> WORK REQUEST A: From the passage on notary server security, copy the portion from "To further reduce" to "sacrifice some efficiency." without any changes.
> WORK REQUEST B: In the passage on notary server security, what determines the final result when multiple operators execute a task?
> WORK REQUEST C: Summarize the passage on notary server security in three sentences.

EXERCISE TEXT Block Start

A secure enclave is created within the notary server’s hardware, isolating sensitive computations from the rest of the system. This isolation protects against external attacks and unauthorized access.

TEEs provide attestation capabilities, allowing remote verification of the software running within the enclave. This ensures that the notary servers are executing the correct binaries and have not been tampered with.

The internal memory of the TEE containing secrets is protected from inspection, ensuring that even if the rest of the system is compromised, the sensitive data remains secure.

Anti-Bribing Game Theory

For third party collusion, where the prover bribes the notary server to collude with them, OpenLayer employs anti-bribing game theory to deter notary servers from colluding with provers. This approach incentivizes honesty by allowing provers to phish notary servers and offer bribes, which can later be exposed to penalize collusion. The steps are as following:

  1. Commit to phishing: Provers can commit to a phishing action, simulating an attempt to bribe a notary server. This commitment is recorded on-chain, ensuring transparency and accountability.

  2. Offer to bribe: The prover offers a bribe to the notary server. If the notary server accepts, the prover can subsequently reveal the bribe transaction.

  3. Exposure and penalty: Once the bribe is exposed, the colluding notary server is penalized. The notary servers will always be under the threat that any bribing could be a phishing action and thus not be incentivized to participate honestly.

Multiple Notary Servers

To further reduce the risk of collusion, multiple notary servers can participate in a single web session. This multi-party approach ensures that compromising the session requires collusion among several notary servers, which is order of magnitude harder. The cost coming with it is that the computational cost is also going to grow exponentially as the number of notary servers grow. So this method will be beneficial in use cases where we really want to minimize collusion risks and are willing to sacrifice some efficiency.

Diversification of Operators and User Operated Watchers

Multiple operators execute each task simultaneously. The final result is determined by the median or unanimous agreement of the operators, ensuring robustness against individual errors or small amount of collusions.

EXERCISE TEXT Block End
DATASET EXCERPTS Block Start

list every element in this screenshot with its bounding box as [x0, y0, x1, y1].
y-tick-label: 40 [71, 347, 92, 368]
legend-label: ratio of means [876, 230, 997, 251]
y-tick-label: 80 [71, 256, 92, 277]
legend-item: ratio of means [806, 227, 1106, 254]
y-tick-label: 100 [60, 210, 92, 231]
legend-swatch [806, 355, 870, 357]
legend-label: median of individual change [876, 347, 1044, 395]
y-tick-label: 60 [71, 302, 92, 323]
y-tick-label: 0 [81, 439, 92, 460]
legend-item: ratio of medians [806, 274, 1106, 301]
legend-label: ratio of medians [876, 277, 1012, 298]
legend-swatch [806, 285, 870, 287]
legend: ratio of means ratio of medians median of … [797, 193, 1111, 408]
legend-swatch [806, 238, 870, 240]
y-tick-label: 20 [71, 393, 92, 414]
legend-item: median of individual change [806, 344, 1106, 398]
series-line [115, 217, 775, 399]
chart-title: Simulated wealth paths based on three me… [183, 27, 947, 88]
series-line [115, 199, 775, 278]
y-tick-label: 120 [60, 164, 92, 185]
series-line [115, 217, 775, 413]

DATASET EXCERPTS Block End

> ANSWER BOX A:
To further reduce the risk of collusion, multiple notary servers can participate in a single web session. This multi-party approach ensures that compromising the session requires collusion among several notary servers, which is order of magnitude harder. The cost coming with it is that the computational cost is also going to grow exponentially as the number of notary servers grow. So this method will be beneficial in use cases where we really want to minimize collusion risks and are willing to sacrifice some efficiency.

> ANSWER BOX B: The final result is determined by the median or unanimous agreement of the operators.

> ANSWER BOX C: Trusted execution environments create a secure enclave in the notary server's hardware that isolates sensitive computations, allows remote attestation of the software running inside, and keeps secrets in memory protected even if the rest of the system is compromised. To deter notary servers from colluding with provers, OpenLayer uses anti-bribing game theory: provers can commit on-chain to a phishing action and offer a bribe, and a notary server that accepts is exposed and penalized. Collusion risk is further reduced by having multiple notary servers join a single web session at a higher computational cost, and by having multiple operators execute each task, with the result set by their median or unanimous agreement.